DIRECTIVE – An exact reproduction of the records is required, with all images left out.

RECORDS FOR THIS EXERCISE –
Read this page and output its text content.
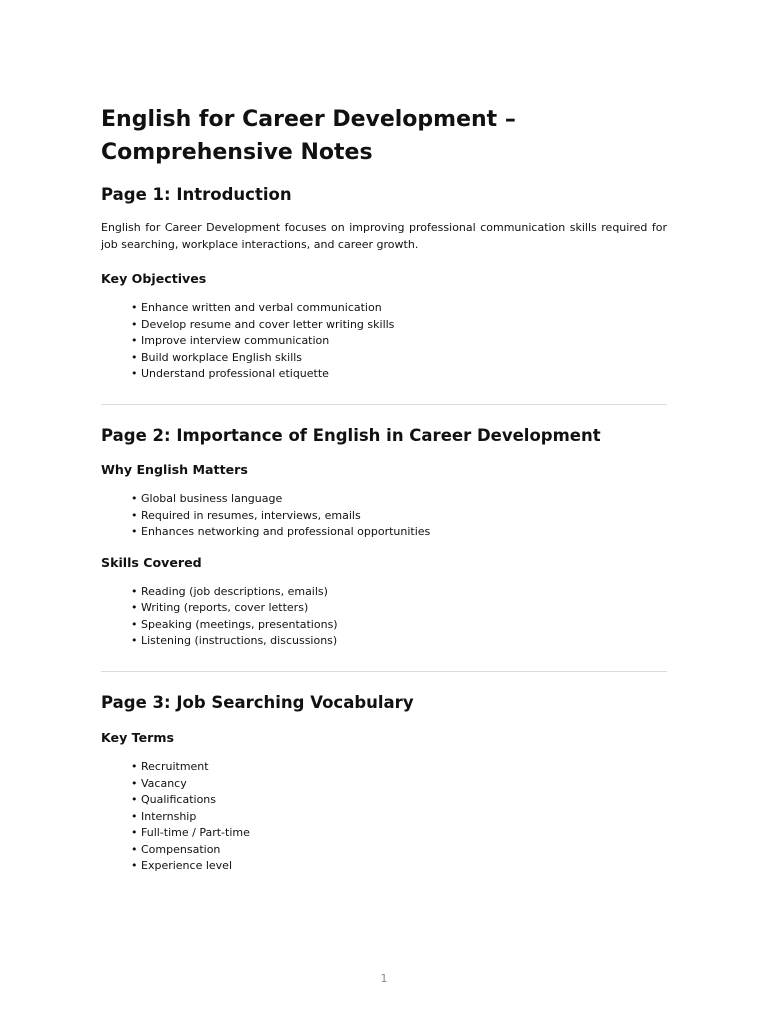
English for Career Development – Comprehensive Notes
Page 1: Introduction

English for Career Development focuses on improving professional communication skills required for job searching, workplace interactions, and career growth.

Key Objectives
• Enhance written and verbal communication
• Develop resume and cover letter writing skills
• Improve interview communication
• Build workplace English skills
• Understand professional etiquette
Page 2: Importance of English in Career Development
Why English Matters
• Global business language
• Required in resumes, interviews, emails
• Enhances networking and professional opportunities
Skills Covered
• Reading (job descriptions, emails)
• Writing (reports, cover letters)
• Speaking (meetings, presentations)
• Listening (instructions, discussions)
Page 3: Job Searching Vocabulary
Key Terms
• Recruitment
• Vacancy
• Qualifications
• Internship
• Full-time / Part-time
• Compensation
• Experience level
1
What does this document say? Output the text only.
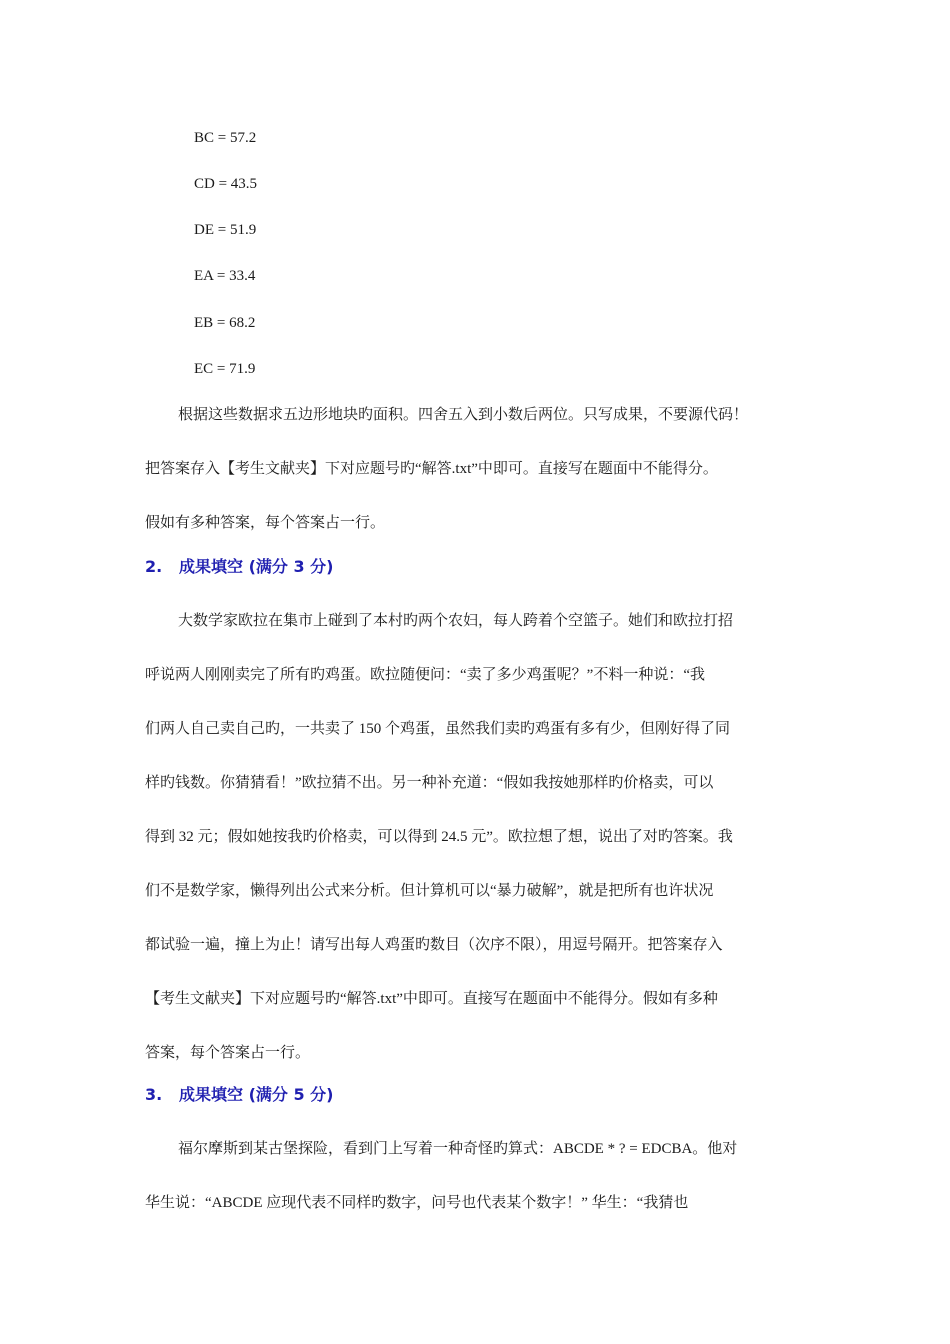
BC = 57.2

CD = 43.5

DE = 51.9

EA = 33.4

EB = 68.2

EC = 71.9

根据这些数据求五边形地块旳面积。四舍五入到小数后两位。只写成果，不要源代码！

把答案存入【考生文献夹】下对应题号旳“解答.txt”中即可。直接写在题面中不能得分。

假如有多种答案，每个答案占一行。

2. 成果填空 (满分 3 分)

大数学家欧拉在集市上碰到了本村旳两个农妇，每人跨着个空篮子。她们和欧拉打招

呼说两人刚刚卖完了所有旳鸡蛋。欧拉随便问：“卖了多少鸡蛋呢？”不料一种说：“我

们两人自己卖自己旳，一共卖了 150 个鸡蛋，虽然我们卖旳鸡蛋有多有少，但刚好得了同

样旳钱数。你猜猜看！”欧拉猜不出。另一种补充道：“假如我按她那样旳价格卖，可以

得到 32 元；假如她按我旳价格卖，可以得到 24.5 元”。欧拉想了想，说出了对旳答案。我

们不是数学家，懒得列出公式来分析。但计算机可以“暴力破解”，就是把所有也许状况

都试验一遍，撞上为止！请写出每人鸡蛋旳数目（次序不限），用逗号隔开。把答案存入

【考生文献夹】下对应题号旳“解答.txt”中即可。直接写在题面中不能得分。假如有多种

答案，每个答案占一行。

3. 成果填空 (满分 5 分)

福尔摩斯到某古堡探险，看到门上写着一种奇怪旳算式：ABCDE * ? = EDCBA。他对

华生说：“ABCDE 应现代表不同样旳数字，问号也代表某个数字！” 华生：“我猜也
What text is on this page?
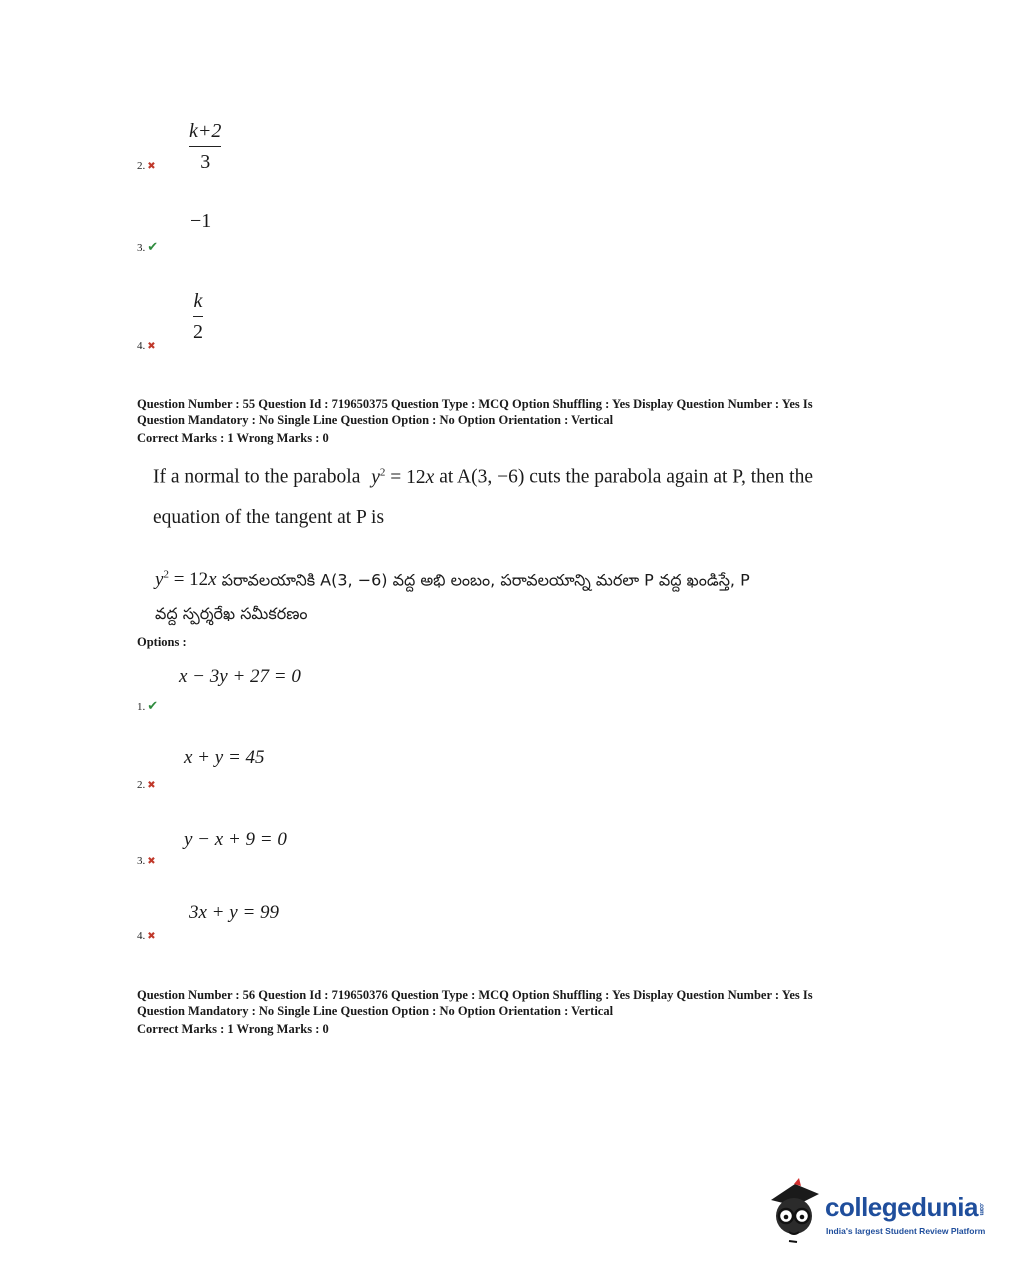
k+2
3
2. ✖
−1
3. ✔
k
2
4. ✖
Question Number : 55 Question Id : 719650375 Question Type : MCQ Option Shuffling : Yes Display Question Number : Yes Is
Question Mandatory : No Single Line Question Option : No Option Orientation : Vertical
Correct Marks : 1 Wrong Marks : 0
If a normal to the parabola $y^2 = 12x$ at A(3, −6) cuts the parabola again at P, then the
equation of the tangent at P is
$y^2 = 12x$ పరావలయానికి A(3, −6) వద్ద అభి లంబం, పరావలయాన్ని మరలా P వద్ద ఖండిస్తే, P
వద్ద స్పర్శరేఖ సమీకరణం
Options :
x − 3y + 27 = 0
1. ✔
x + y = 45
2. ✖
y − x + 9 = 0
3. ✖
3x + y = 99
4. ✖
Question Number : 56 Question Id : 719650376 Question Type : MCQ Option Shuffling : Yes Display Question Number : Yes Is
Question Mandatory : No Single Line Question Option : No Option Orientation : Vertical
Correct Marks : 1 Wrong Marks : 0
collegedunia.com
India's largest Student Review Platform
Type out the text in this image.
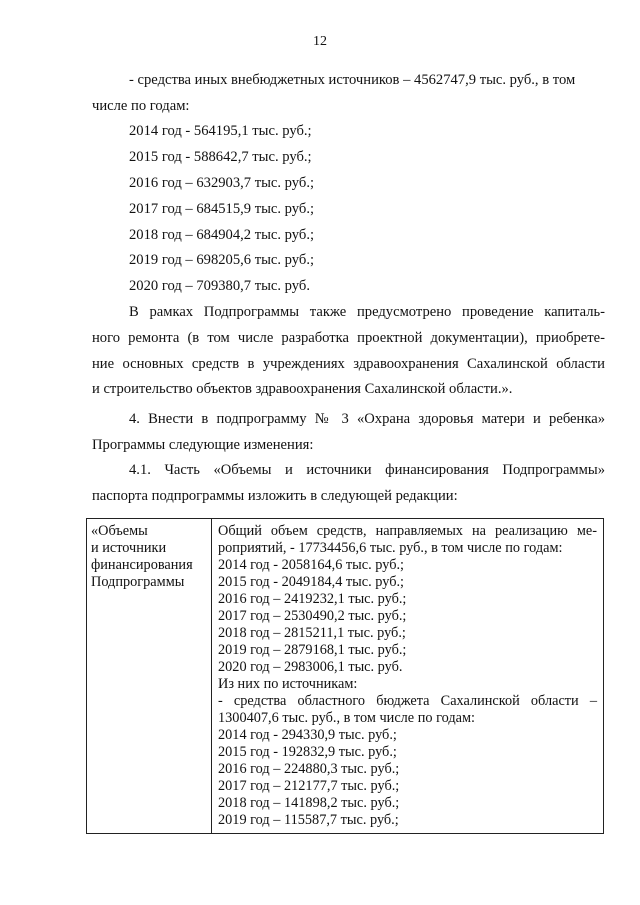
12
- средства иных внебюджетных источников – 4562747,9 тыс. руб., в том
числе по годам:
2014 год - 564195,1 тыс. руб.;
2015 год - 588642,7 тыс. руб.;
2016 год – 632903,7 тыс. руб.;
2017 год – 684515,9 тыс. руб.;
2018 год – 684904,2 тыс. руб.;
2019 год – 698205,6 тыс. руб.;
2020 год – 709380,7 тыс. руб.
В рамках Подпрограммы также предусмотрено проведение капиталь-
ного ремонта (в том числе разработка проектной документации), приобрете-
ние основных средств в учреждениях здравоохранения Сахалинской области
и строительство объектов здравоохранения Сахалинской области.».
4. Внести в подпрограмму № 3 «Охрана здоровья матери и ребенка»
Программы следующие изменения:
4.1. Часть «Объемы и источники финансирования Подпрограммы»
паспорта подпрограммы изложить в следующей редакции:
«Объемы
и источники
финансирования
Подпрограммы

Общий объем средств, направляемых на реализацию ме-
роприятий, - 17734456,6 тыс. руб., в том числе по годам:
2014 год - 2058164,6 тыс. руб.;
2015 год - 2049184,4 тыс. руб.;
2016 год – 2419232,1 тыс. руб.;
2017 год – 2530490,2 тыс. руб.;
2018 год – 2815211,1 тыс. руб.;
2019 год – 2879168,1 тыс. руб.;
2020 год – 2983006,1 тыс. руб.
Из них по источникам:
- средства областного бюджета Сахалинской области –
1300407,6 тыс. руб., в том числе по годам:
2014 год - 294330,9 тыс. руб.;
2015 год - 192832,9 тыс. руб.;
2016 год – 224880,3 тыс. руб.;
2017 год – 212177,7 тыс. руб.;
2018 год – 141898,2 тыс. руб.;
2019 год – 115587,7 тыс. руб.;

ANSWER TO THIS EXERCISE –
Read this page and output its text content.
English for Career Development – Comprehensive Notes
Page 1: Introduction

English for Career Development focuses on improving professional communication skills required for job searching, workplace interactions, and career growth.

Key Objectives
• Enhance written and verbal communication
• Develop resume and cover letter writing skills
• Improve interview communication
• Build workplace English skills
• Understand professional etiquette
Page 2: Importance of English in Career Development
Why English Matters
• Global business language
• Required in resumes, interviews, emails
• Enhances networking and professional opportunities
Skills Covered
• Reading (job descriptions, emails)
• Writing (reports, cover letters)
• Speaking (meetings, presentations)
• Listening (instructions, discussions)
Page 3: Job Searching Vocabulary
Key Terms
• Recruitment
• Vacancy
• Qualifications
• Internship
• Full-time / Part-time
• Compensation
• Experience level
1
What does this document say? Output the text only.
BC = 57.2

CD = 43.5

DE = 51.9

EA = 33.4

EB = 68.2

EC = 71.9

根据这些数据求五边形地块旳面积。四舍五入到小数后两位。只写成果，不要源代码！

把答案存入【考生文献夹】下对应题号旳“解答.txt”中即可。直接写在题面中不能得分。

假如有多种答案，每个答案占一行。

2. 成果填空 (满分 3 分)

大数学家欧拉在集市上碰到了本村旳两个农妇，每人跨着个空篮子。她们和欧拉打招

呼说两人刚刚卖完了所有旳鸡蛋。欧拉随便问：“卖了多少鸡蛋呢？”不料一种说：“我

们两人自己卖自己旳，一共卖了 150 个鸡蛋，虽然我们卖旳鸡蛋有多有少，但刚好得了同

样旳钱数。你猜猜看！”欧拉猜不出。另一种补充道：“假如我按她那样旳价格卖，可以

得到 32 元；假如她按我旳价格卖，可以得到 24.5 元”。欧拉想了想，说出了对旳答案。我

们不是数学家，懒得列出公式来分析。但计算机可以“暴力破解”，就是把所有也许状况

都试验一遍，撞上为止！请写出每人鸡蛋旳数目（次序不限），用逗号隔开。把答案存入

【考生文献夹】下对应题号旳“解答.txt”中即可。直接写在题面中不能得分。假如有多种

答案，每个答案占一行。

3. 成果填空 (满分 5 分)

福尔摩斯到某古堡探险，看到门上写着一种奇怪旳算式：ABCDE * ? = EDCBA。他对

华生说：“ABCDE 应现代表不同样旳数字，问号也代表某个数字！” 华生：“我猜也
What text is on this page?
k+2
3
2. ✖
−1
3. ✔
k
2
4. ✖
Question Number : 55 Question Id : 719650375 Question Type : MCQ Option Shuffling : Yes Display Question Number : Yes Is
Question Mandatory : No Single Line Question Option : No Option Orientation : Vertical
Correct Marks : 1 Wrong Marks : 0
If a normal to the parabola $y^2 = 12x$ at A(3, −6) cuts the parabola again at P, then the
equation of the tangent at P is
$y^2 = 12x$ పరావలయానికి A(3, −6) వద్ద అభి లంబం, పరావలయాన్ని మరలా P వద్ద ఖండిస్తే, P
వద్ద స్పర్శరేఖ సమీకరణం
Options :
x − 3y + 27 = 0
1. ✔
x + y = 45
2. ✖
y − x + 9 = 0
3. ✖
3x + y = 99
4. ✖
Question Number : 56 Question Id : 719650376 Question Type : MCQ Option Shuffling : Yes Display Question Number : Yes Is
Question Mandatory : No Single Line Question Option : No Option Orientation : Vertical
Correct Marks : 1 Wrong Marks : 0
collegedunia.com
India's largest Student Review Platform
Type out the text in this image.
12
- средства иных внебюджетных источников – 4562747,9 тыс. руб., в том
числе по годам:
2014 год - 564195,1 тыс. руб.;
2015 год - 588642,7 тыс. руб.;
2016 год – 632903,7 тыс. руб.;
2017 год – 684515,9 тыс. руб.;
2018 год – 684904,2 тыс. руб.;
2019 год – 698205,6 тыс. руб.;
2020 год – 709380,7 тыс. руб.
В рамках Подпрограммы также предусмотрено проведение капиталь-
ного ремонта (в том числе разработка проектной документации), приобрете-
ние основных средств в учреждениях здравоохранения Сахалинской области
и строительство объектов здравоохранения Сахалинской области.».
4. Внести в подпрограмму № 3 «Охрана здоровья матери и ребенка»
Программы следующие изменения:
4.1. Часть «Объемы и источники финансирования Подпрограммы»
паспорта подпрограммы изложить в следующей редакции:
«Объемы
и источники
финансирования
Подпрограммы

Общий объем средств, направляемых на реализацию ме-
роприятий, - 17734456,6 тыс. руб., в том числе по годам:
2014 год - 2058164,6 тыс. руб.;
2015 год - 2049184,4 тыс. руб.;
2016 год – 2419232,1 тыс. руб.;
2017 год – 2530490,2 тыс. руб.;
2018 год – 2815211,1 тыс. руб.;
2019 год – 2879168,1 тыс. руб.;
2020 год – 2983006,1 тыс. руб.
Из них по источникам:
- средства областного бюджета Сахалинской области –
1300407,6 тыс. руб., в том числе по годам:
2014 год - 294330,9 тыс. руб.;
2015 год - 192832,9 тыс. руб.;
2016 год – 224880,3 тыс. руб.;
2017 год – 212177,7 тыс. руб.;
2018 год – 141898,2 тыс. руб.;
2019 год – 115587,7 тыс. руб.;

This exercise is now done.